[PROVIDED RECORDS start]
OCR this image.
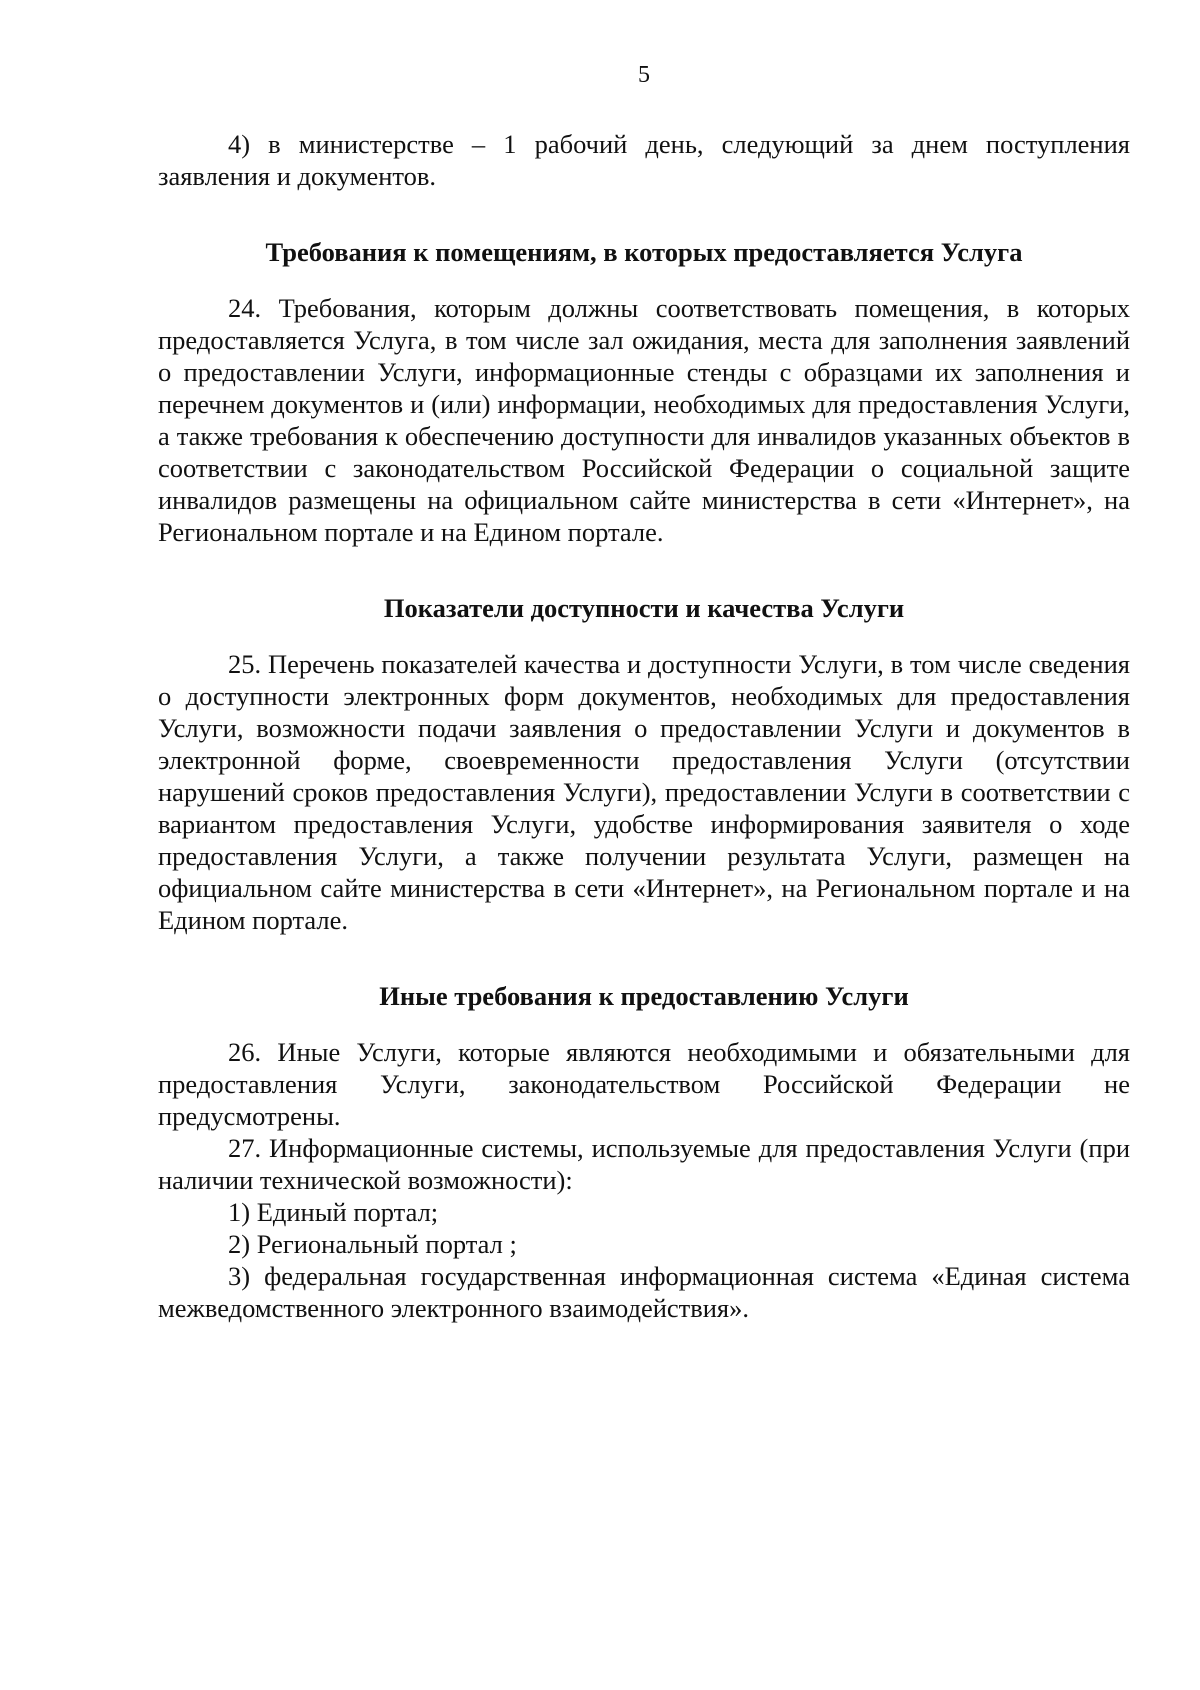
5

4) в министерстве – 1 рабочий день, следующий за днем поступления заявления и документов.

Требования к помещениям, в которых предоставляется Услуга

24. Требования, которым должны соответствовать помещения, в которых предоставляется Услуга, в том числе зал ожидания, места для заполнения заявлений о предоставлении Услуги, информационные стенды с образцами их заполнения и перечнем документов и (или) информации, необходимых для предоставления Услуги, а также требования к обеспечению доступности для инвалидов указанных объектов в соответствии с законодательством Российской Федерации о социальной защите инвалидов размещены на официальном сайте министерства в сети «Интернет», на Региональном портале и на Едином портале.

Показатели доступности и качества Услуги

25. Перечень показателей качества и доступности Услуги, в том числе сведения о доступности электронных форм документов, необходимых для предоставления Услуги, возможности подачи заявления о предоставлении Услуги и документов в электронной форме, своевременности предоставления Услуги (отсутствии нарушений сроков предоставления Услуги), предоставлении Услуги в соответствии с вариантом предоставления Услуги, удобстве информирования заявителя о ходе предоставления Услуги, а также получении результата Услуги, размещен на официальном сайте министерства в сети «Интернет», на Региональном портале и на Едином портале.

Иные требования к предоставлению Услуги

26. Иные Услуги, которые являются необходимыми и обязательными для предоставления Услуги, законодательством Российской Федерации не предусмотрены.

27. Информационные системы, используемые для предоставления Услуги (при наличии технической возможности):

1) Единый портал;

2) Региональный портал ;

3) федеральная государственная информационная система «Единая система межведомственного электронного взаимодействия».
[PROVIDED RECORDS end]
■ WORK TO BE COMPLETED
Above are records with pictures; repeat the records exactly and leave the pictures out.

■ FINISHED ANSWER
OCR this image.
5

4) в министерстве – 1 рабочий день, следующий за днем поступления заявления и документов.

Требования к помещениям, в которых предоставляется Услуга

24. Требования, которым должны соответствовать помещения, в которых предоставляется Услуга, в том числе зал ожидания, места для заполнения заявлений о предоставлении Услуги, информационные стенды с образцами их заполнения и перечнем документов и (или) информации, необходимых для предоставления Услуги, а также требования к обеспечению доступности для инвалидов указанных объектов в соответствии с законодательством Российской Федерации о социальной защите инвалидов размещены на официальном сайте министерства в сети «Интернет», на Региональном портале и на Едином портале.

Показатели доступности и качества Услуги

25. Перечень показателей качества и доступности Услуги, в том числе сведения о доступности электронных форм документов, необходимых для предоставления Услуги, возможности подачи заявления о предоставлении Услуги и документов в электронной форме, своевременности предоставления Услуги (отсутствии нарушений сроков предоставления Услуги), предоставлении Услуги в соответствии с вариантом предоставления Услуги, удобстве информирования заявителя о ходе предоставления Услуги, а также получении результата Услуги, размещен на официальном сайте министерства в сети «Интернет», на Региональном портале и на Едином портале.

Иные требования к предоставлению Услуги

26. Иные Услуги, которые являются необходимыми и обязательными для предоставления Услуги, законодательством Российской Федерации не предусмотрены.

27. Информационные системы, используемые для предоставления Услуги (при наличии технической возможности):

1) Единый портал;

2) Региональный портал ;

3) федеральная государственная информационная система «Единая система межведомственного электронного взаимодействия».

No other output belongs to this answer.